** begin **

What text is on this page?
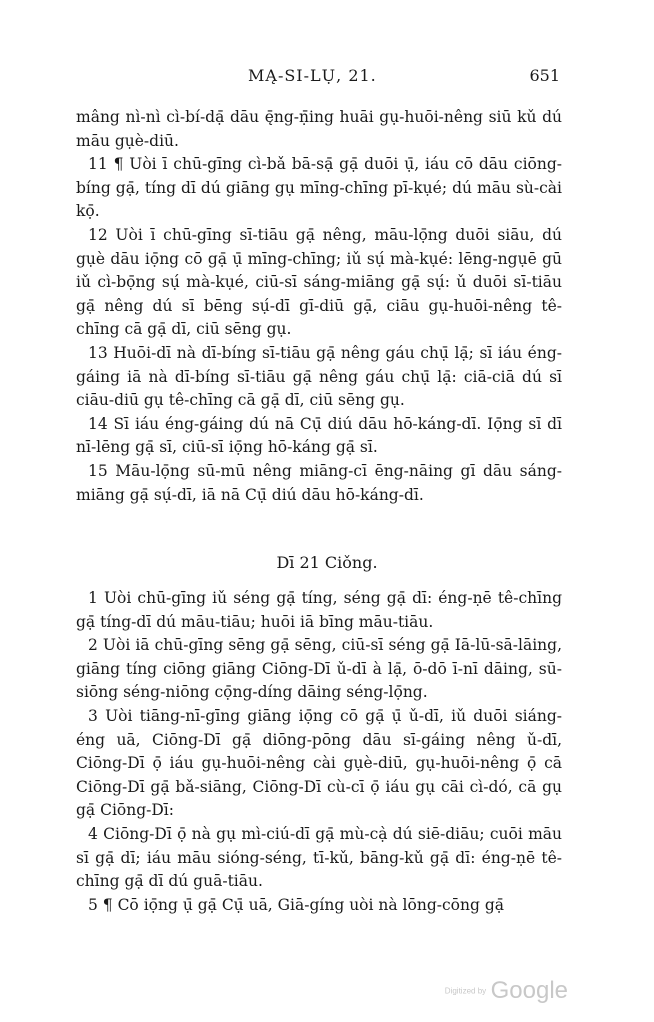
MĄ-SI-LỤ, 21.	651

mâng nì-nì cì-bí-dạ̄ dāu ę̄ng-ṇ̄ing huāi gụ-huōi-nêng siū kǔ dú māu gụè-diū.

11 ¶ Uòi ī chū-gīng cì-bǎ bā-sạ̄ gạ̄ duōi ụ̄, iáu cō dāu ciōng-bíng gạ̄, tíng dī dú giāng gụ mīng-chīng pī-kụé; dú māu sù-cài kọ̄.

12 Uòi ī chū-gīng sī-tiāu gạ̄ nêng, māu-lọ̄ng duōi siāu, dú gụè dāu iọ̄ng cō gạ̄ ụ̄ mīng-chīng; iǔ sụ́ mà-kụé: lēng-ngụē gū iǔ cì-bọ̄ng sụ́ mà-kụé, ciū-sī sáng-miāng gạ̄ sụ́: ǔ duōi sī-tiāu gạ̄ nêng dú sī bēng sụ́-dī gī-diū gạ̄, ciāu gụ-huōi-nêng tê-chīng cā gạ̄ dī, ciū sēng gụ.

13 Huōi-dī nà dī-bíng sī-tiāu gạ̄ nêng gáu chụ̄ lạ̄; sī iáu éng-gáing iā nà dī-bíng sī-tiāu gạ̄ nêng gáu chụ̄ lạ̄: ciā-ciā dú sī ciāu-diū gụ tê-chīng cā gạ̄ dī, ciū sēng gụ.

14 Sī iáu éng-gáing dú nā Cụ̄ diú dāu hō-káng-dī. Iọ̄ng sī dī nī-lēng gạ̄ sī, ciū-sī iọ̄ng hō-káng gạ̄ sī.

15 Māu-lọ̄ng sū-mū nêng miāng-cī ēng-nāing gī dāu sáng-miāng gạ̄ sụ́-dī, iā nā Cụ̄ diú dāu hō-káng-dī.

Dī 21 Ciǒng.

1 Uòi chū-gīng iǔ séng gạ̄ tíng, séng gạ̄ dī: éng-ṇē tê-chīng gạ̄ tíng-dī dú māu-tiāu; huōi iā bīng māu-tiāu.

2 Uòi iā chū-gīng sēng gạ̄ sēng, ciū-sī séng gạ̄ Iā-lū-sā-lāing, giāng tíng ciōng giāng Ciōng-Dī ǔ-dī à lạ̄, ō-dō ī-nī dāing, sū-siōng séng-niōng cọ̄ng-díng dāing séng-lọ̄ng.

3 Uòi tiāng-nī-gīng giāng iọ̄ng cō gạ̄ ụ̄ ǔ-dī, iǔ duōi siáng-éng uā, Ciōng-Dī gạ̄ diōng-pōng dāu sī-gáing nêng ǔ-dī, Ciōng-Dī ọ̄ iáu gụ-huōi-nêng cài gụè-diū, gụ-huōi-nêng ọ̄ cā Ciōng-Dī gạ̄ bǎ-siāng, Ciōng-Dī cù-cī ọ̄ iáu gụ cāi cì-dó, cā gụ gạ̄ Ciōng-Dī:

4 Ciōng-Dī ọ̄ nà gụ mì-ciú-dī gạ̄ mù-cạ̀ dú siē-diāu; cuōi māu sī gạ̄ dī; iáu māu sióng-séng, tī-kǔ, bāng-kǔ gạ̄ dī: éng-ṇē tê-chīng gạ̄ dī dú guā-tiāu.

5 ¶ Cō iọ̄ng ụ̄ gạ̄ Cụ̄ uā, Giā-gíng uòi nà lōng-cōng gạ̄

Digitized by Google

** end **

Search the entries for the string "séng" and collect each line that has it.

1 Uòi chū-gīng iǔ séng gạ̄ tíng, séng gạ̄ dī: éng-ṇē tê-chīng gạ̄ tíng-dī dú māu-tiāu; huōi iā bīng māu-tiāu.
2 Uòi iā chū-gīng sēng gạ̄ sēng, ciū-sī séng gạ̄ Iā-lū-sā-lāing, giāng tíng ciōng giāng Ciōng-Dī ǔ-dī à lạ̄, ō-dō ī-nī dāing, sū-siōng séng-niōng cọ̄ng-díng dāing séng-lọ̄ng.
4 Ciōng-Dī ọ̄ nà gụ mì-ciú-dī gạ̄ mù-cạ̀ dú siē-diāu; cuōi māu sī gạ̄ dī; iáu māu sióng-séng, tī-kǔ, bāng-kǔ gạ̄ dī: éng-ṇē tê-chīng gạ̄ dī dú guā-tiāu.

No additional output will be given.